To do
Copy the entries below exactly. Images do not belong in the copy.

[Start Given data]

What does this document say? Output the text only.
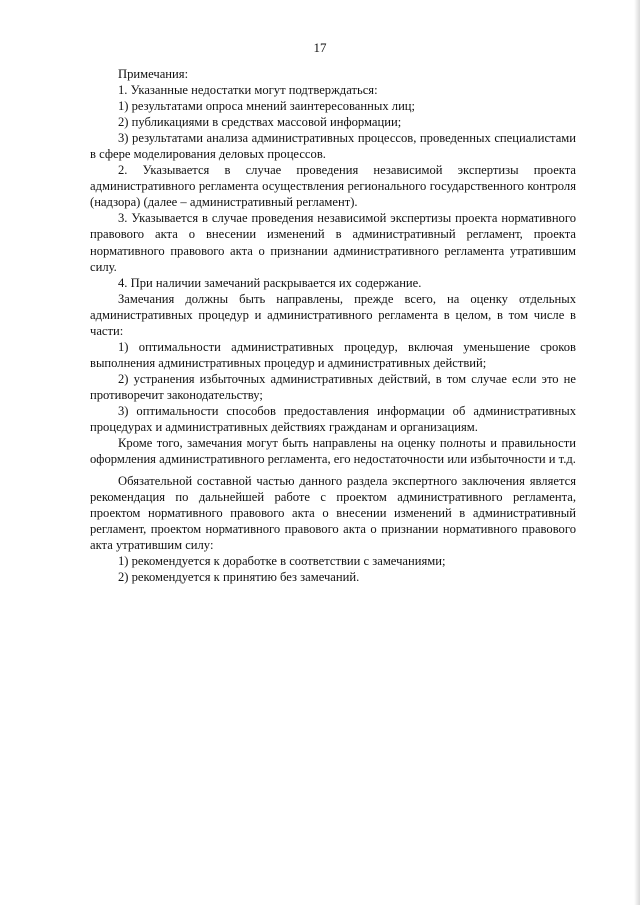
17

Примечания:

1. Указанные недостатки могут подтверждаться:

1) результатами опроса мнений заинтересованных лиц;

2) публикациями в средствах массовой информации;

3) результатами анализа административных процессов, проведенных специалистами в сфере моделирования деловых процессов.

2. Указывается в случае проведения независимой экспертизы проекта административного регламента осуществления регионального государственного контроля (надзора) (далее – административный регламент).

3. Указывается в случае проведения независимой экспертизы проекта нормативного правового акта о внесении изменений в административный регламент, проекта нормативного правового акта о признании административного регламента утратившим силу.

4. При наличии замечаний раскрывается их содержание.

Замечания должны быть направлены, прежде всего, на оценку отдельных административных процедур и административного регламента в целом, в том числе в части:

1) оптимальности административных процедур, включая уменьшение сроков выполнения административных процедур и административных действий;

2) устранения избыточных административных действий, в том случае если это не противоречит законодательству;

3) оптимальности способов предоставления информации об административных процедурах и административных действиях гражданам и организациям.

Кроме того, замечания могут быть направлены на оценку полноты и правильности оформления административного регламента, его недостаточности или избыточности и т.д.

Обязательной составной частью данного раздела экспертного заключения является рекомендация по дальнейшей работе с проектом административного регламента, проектом нормативного правового акта о внесении изменений в административный регламент, проектом нормативного правового акта о признании нормативного правового акта утратившим силу:

1) рекомендуется к доработке в соответствии с замечаниями;

2) рекомендуется к принятию без замечаний.
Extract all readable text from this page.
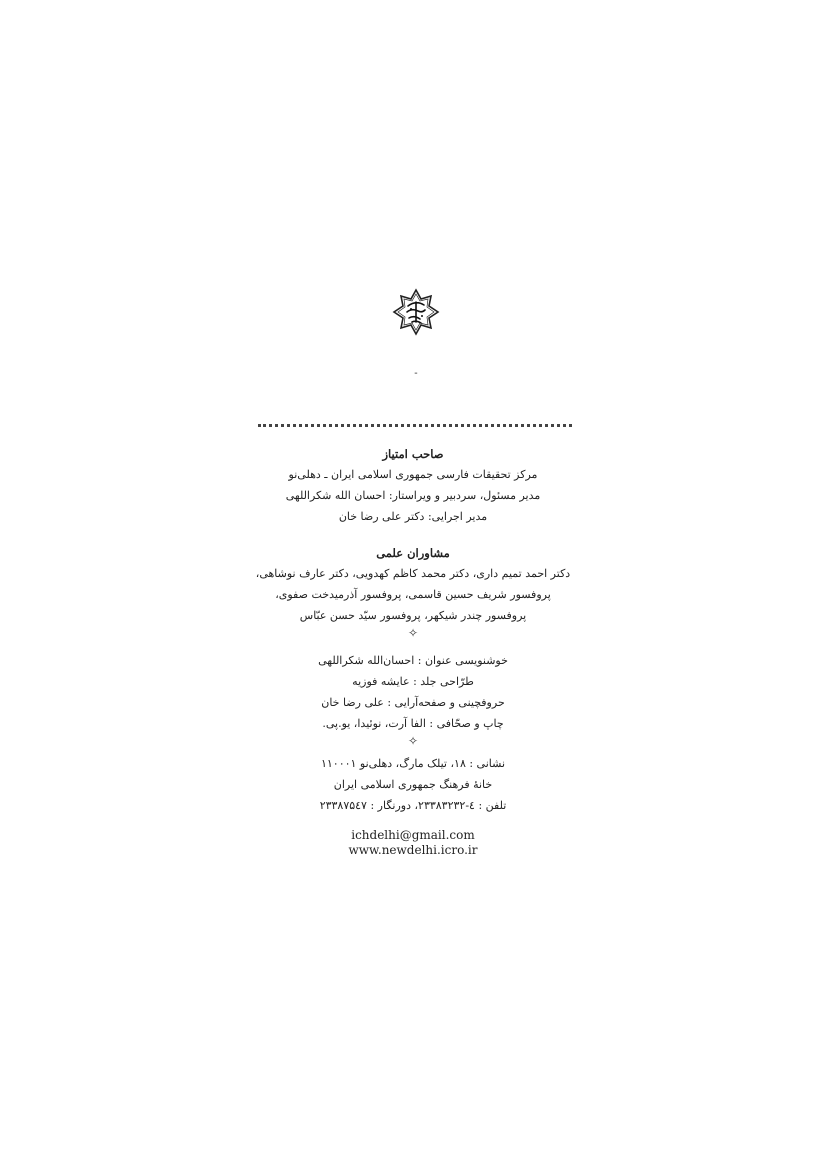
-
صاحب امتیاز
مرکز تحقیقات فارسی جمهوری اسلامی ایران ـ دهلی‌نو
مدیر مسئول، سردبیر و ویراستار: احسان الله شکراللهی
مدیر اجرایی: دکتر علی رضا خان
مشاوران علمی
دکتر احمد تمیم داری، دکتر محمد کاظم کهدویی، دکتر عارف نوشاهی،
پروفسور شریف حسین قاسمی، پروفسور آذرمیدخت صفوی،
پروفسور چندر شیکهر، پروفسور سیّد حسن عبّاس
✧
خوشنویسی عنوان : احسان‌الله شکراللهی
طرّاحی جلد : عایشه فوزیه
حروفچینی و صفحه‌آرایی : علی رضا خان
چاپ و صحّافی : الفا آرت، نوئیدا، یو.پی.
✧
نشانی : ۱۸، تیلک مارگ، دهلی‌نو ۱۱۰۰۰۱
خانهٔ فرهنگ جمهوری اسلامی ایران
تلفن : ٤-۲۳۳۸۳۲۳۲، دورنگار : ۲۳۳۸۷۵٤۷
ichdelhi@gmail.com
www.newdelhi.icro.ir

[End Given data]

Response to this exercise
What does this document say? Output the text only.
17

Примечания:

1. Указанные недостатки могут подтверждаться:

1) результатами опроса мнений заинтересованных лиц;

2) публикациями в средствах массовой информации;

3) результатами анализа административных процессов, проведенных специалистами в сфере моделирования деловых процессов.

2. Указывается в случае проведения независимой экспертизы проекта административного регламента осуществления регионального государственного контроля (надзора) (далее – административный регламент).

3. Указывается в случае проведения независимой экспертизы проекта нормативного правового акта о внесении изменений в административный регламент, проекта нормативного правового акта о признании административного регламента утратившим силу.

4. При наличии замечаний раскрывается их содержание.

Замечания должны быть направлены, прежде всего, на оценку отдельных административных процедур и административного регламента в целом, в том числе в части:

1) оптимальности административных процедур, включая уменьшение сроков выполнения административных процедур и административных действий;

2) устранения избыточных административных действий, в том случае если это не противоречит законодательству;

3) оптимальности способов предоставления информации об административных процедурах и административных действиях гражданам и организациям.

Кроме того, замечания могут быть направлены на оценку полноты и правильности оформления административного регламента, его недостаточности или избыточности и т.д.

Обязательной составной частью данного раздела экспертного заключения является рекомендация по дальнейшей работе с проектом административного регламента, проектом нормативного правового акта о внесении изменений в административный регламент, проектом нормативного правового акта о признании нормативного правового акта утратившим силу:

1) рекомендуется к доработке в соответствии с замечаниями;

2) рекомендуется к принятию без замечаний.
Extract all readable text from this page.
-
صاحب امتیاز
مرکز تحقیقات فارسی جمهوری اسلامی ایران ـ دهلی‌نو
مدیر مسئول، سردبیر و ویراستار: احسان الله شکراللهی
مدیر اجرایی: دکتر علی رضا خان
مشاوران علمی
دکتر احمد تمیم داری، دکتر محمد کاظم کهدویی، دکتر عارف نوشاهی،
پروفسور شریف حسین قاسمی، پروفسور آذرمیدخت صفوی،
پروفسور چندر شیکهر، پروفسور سیّد حسن عبّاس
✧
خوشنویسی عنوان : احسان‌الله شکراللهی
طرّاحی جلد : عایشه فوزیه
حروفچینی و صفحه‌آرایی : علی رضا خان
چاپ و صحّافی : الفا آرت، نوئیدا، یو.پی.
✧
نشانی : ۱۸، تیلک مارگ، دهلی‌نو ۱۱۰۰۰۱
خانهٔ فرهنگ جمهوری اسلامی ایران
تلفن : ٤-۲۳۳۸۳۲۳۲، دورنگار : ۲۳۳۸۷۵٤۷
ichdelhi@gmail.com
www.newdelhi.icro.ir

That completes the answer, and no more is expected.